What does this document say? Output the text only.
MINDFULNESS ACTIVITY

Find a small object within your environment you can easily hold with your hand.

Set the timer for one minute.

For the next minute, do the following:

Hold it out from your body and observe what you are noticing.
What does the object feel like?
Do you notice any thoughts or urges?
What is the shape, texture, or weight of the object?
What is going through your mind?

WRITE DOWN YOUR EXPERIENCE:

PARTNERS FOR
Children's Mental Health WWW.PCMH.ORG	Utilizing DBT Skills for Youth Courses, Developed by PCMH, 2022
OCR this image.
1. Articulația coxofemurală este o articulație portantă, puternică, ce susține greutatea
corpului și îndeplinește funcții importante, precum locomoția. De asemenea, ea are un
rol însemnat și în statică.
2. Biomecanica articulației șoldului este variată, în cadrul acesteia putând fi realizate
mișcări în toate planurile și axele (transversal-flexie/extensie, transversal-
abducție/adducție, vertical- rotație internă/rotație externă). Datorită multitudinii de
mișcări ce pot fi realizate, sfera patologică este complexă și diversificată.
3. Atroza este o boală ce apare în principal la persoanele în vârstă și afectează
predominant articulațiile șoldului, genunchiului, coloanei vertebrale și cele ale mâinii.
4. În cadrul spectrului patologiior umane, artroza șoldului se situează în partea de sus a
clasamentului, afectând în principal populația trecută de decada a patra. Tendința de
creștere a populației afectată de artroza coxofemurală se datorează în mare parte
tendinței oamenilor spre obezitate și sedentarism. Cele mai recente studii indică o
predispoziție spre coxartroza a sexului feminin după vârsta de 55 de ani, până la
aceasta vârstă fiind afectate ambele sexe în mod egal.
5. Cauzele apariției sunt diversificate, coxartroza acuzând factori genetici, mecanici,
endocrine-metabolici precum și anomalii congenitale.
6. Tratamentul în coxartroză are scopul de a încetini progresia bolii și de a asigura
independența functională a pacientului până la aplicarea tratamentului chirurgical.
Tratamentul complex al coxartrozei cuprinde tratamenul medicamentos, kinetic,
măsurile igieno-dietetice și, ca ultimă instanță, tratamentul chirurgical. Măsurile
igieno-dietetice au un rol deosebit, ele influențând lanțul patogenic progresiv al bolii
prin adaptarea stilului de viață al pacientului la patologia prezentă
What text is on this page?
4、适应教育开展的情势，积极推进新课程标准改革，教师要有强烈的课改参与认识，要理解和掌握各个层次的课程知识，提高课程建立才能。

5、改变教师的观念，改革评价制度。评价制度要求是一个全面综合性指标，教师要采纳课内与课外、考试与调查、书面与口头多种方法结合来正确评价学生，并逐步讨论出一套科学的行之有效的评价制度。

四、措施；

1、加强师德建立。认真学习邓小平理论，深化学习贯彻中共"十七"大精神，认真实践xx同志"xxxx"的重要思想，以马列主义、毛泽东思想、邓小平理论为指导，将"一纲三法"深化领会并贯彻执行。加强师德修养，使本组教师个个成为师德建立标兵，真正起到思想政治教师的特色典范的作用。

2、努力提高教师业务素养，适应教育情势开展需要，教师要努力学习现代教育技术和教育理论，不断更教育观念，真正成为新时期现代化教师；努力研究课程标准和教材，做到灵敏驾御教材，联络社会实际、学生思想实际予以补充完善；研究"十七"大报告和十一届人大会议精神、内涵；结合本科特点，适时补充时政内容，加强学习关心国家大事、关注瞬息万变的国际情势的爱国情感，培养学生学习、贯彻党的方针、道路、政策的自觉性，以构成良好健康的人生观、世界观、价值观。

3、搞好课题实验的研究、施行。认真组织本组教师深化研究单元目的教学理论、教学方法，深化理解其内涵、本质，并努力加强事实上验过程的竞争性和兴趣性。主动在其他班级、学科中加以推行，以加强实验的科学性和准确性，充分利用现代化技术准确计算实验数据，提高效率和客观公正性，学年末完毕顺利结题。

Required work:
Write out all the entries exactly.

In response:
What does this document say? Output the text only.
MINDFULNESS ACTIVITY

Find a small object within your environment you can easily hold with your hand.

Set the timer for one minute.

For the next minute, do the following:

Hold it out from your body and observe what you are noticing.
What does the object feel like?
Do you notice any thoughts or urges?
What is the shape, texture, or weight of the object?
What is going through your mind?

WRITE DOWN YOUR EXPERIENCE:

PARTNERS FOR
Children's Mental Health WWW.PCMH.ORG	Utilizing DBT Skills for Youth Courses, Developed by PCMH, 2022
OCR this image.
1. Articulația coxofemurală este o articulație portantă, puternică, ce susține greutatea
corpului și îndeplinește funcții importante, precum locomoția. De asemenea, ea are un
rol însemnat și în statică.
2. Biomecanica articulației șoldului este variată, în cadrul acesteia putând fi realizate
mișcări în toate planurile și axele (transversal-flexie/extensie, transversal-
abducție/adducție, vertical- rotație internă/rotație externă). Datorită multitudinii de
mișcări ce pot fi realizate, sfera patologică este complexă și diversificată.
3. Atroza este o boală ce apare în principal la persoanele în vârstă și afectează
predominant articulațiile șoldului, genunchiului, coloanei vertebrale și cele ale mâinii.
4. În cadrul spectrului patologiior umane, artroza șoldului se situează în partea de sus a
clasamentului, afectând în principal populația trecută de decada a patra. Tendința de
creștere a populației afectată de artroza coxofemurală se datorează în mare parte
tendinței oamenilor spre obezitate și sedentarism. Cele mai recente studii indică o
predispoziție spre coxartroza a sexului feminin după vârsta de 55 de ani, până la
aceasta vârstă fiind afectate ambele sexe în mod egal.
5. Cauzele apariției sunt diversificate, coxartroza acuzând factori genetici, mecanici,
endocrine-metabolici precum și anomalii congenitale.
6. Tratamentul în coxartroză are scopul de a încetini progresia bolii și de a asigura
independența functională a pacientului până la aplicarea tratamentului chirurgical.
Tratamentul complex al coxartrozei cuprinde tratamenul medicamentos, kinetic,
măsurile igieno-dietetice și, ca ultimă instanță, tratamentul chirurgical. Măsurile
igieno-dietetice au un rol deosebit, ele influențând lanțul patogenic progresiv al bolii
prin adaptarea stilului de viață al pacientului la patologia prezentă
What text is on this page?
4、适应教育开展的情势，积极推进新课程标准改革，教师要有强烈的课改参与认识，要理解和掌握各个层次的课程知识，提高课程建立才能。

5、改变教师的观念，改革评价制度。评价制度要求是一个全面综合性指标，教师要采纳课内与课外、考试与调查、书面与口头多种方法结合来正确评价学生，并逐步讨论出一套科学的行之有效的评价制度。

四、措施；

1、加强师德建立。认真学习邓小平理论，深化学习贯彻中共"十七"大精神，认真实践xx同志"xxxx"的重要思想，以马列主义、毛泽东思想、邓小平理论为指导，将"一纲三法"深化领会并贯彻执行。加强师德修养，使本组教师个个成为师德建立标兵，真正起到思想政治教师的特色典范的作用。

2、努力提高教师业务素养，适应教育情势开展需要，教师要努力学习现代教育技术和教育理论，不断更教育观念，真正成为新时期现代化教师；努力研究课程标准和教材，做到灵敏驾御教材，联络社会实际、学生思想实际予以补充完善；研究"十七"大报告和十一届人大会议精神、内涵；结合本科特点，适时补充时政内容，加强学习关心国家大事、关注瞬息万变的国际情势的爱国情感，培养学生学习、贯彻党的方针、道路、政策的自觉性，以构成良好健康的人生观、世界观、价值观。

3、搞好课题实验的研究、施行。认真组织本组教师深化研究单元目的教学理论、教学方法，深化理解其内涵、本质，并努力加强事实上验过程的竞争性和兴趣性。主动在其他班级、学科中加以推行，以加强实验的科学性和准确性，充分利用现代化技术准确计算实验数据，提高效率和客观公正性，学年末完毕顺利结题。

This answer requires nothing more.